◆ What is required: Copy out all the records, word for word.

----------------

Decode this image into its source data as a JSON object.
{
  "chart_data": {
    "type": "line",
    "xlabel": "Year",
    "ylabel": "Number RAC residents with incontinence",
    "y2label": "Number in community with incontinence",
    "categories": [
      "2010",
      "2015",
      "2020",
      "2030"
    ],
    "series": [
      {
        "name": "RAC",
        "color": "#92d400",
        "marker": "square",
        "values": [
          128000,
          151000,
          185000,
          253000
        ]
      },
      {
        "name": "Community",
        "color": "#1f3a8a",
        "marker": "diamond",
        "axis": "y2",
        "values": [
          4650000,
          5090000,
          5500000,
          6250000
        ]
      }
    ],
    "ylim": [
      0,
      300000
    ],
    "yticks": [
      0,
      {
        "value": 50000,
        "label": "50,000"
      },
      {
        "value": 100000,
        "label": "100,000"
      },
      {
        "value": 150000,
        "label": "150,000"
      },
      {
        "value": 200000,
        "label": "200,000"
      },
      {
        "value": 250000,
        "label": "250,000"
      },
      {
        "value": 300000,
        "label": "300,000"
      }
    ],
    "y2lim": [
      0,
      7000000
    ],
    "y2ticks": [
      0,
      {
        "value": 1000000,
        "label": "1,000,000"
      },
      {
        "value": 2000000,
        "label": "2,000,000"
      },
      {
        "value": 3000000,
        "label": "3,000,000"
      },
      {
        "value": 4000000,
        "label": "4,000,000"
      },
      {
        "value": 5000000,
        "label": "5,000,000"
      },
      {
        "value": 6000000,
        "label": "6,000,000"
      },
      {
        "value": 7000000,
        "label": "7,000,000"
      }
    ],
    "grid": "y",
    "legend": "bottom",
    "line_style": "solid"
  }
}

----------------

◆ Output:
Decode this image into its source data as a JSON object.
{
  "chart_data": {
    "type": "line",
    "xlabel": "Year",
    "ylabel": "Number RAC residents with incontinence",
    "y2label": "Number in community with incontinence",
    "categories": [
      "2010",
      "2015",
      "2020",
      "2030"
    ],
    "series": [
      {
        "name": "RAC",
        "color": "#92d400",
        "marker": "square",
        "values": [
          128000,
          151000,
          185000,
          253000
        ]
      },
      {
        "name": "Community",
        "color": "#1f3a8a",
        "marker": "diamond",
        "axis": "y2",
        "values": [
          4650000,
          5090000,
          5500000,
          6250000
        ]
      }
    ],
    "ylim": [
      0,
      300000
    ],
    "yticks": [
      0,
      {
        "value": 50000,
        "label": "50,000"
      },
      {
        "value": 100000,
        "label": "100,000"
      },
      {
        "value": 150000,
        "label": "150,000"
      },
      {
        "value": 200000,
        "label": "200,000"
      },
      {
        "value": 250000,
        "label": "250,000"
      },
      {
        "value": 300000,
        "label": "300,000"
      }
    ],
    "y2lim": [
      0,
      7000000
    ],
    "y2ticks": [
      0,
      {
        "value": 1000000,
        "label": "1,000,000"
      },
      {
        "value": 2000000,
        "label": "2,000,000"
      },
      {
        "value": 3000000,
        "label": "3,000,000"
      },
      {
        "value": 4000000,
        "label": "4,000,000"
      },
      {
        "value": 5000000,
        "label": "5,000,000"
      },
      {
        "value": 6000000,
        "label": "6,000,000"
      },
      {
        "value": 7000000,
        "label": "7,000,000"
      }
    ],
    "grid": "y",
    "legend": "bottom",
    "line_style": "solid"
  }
}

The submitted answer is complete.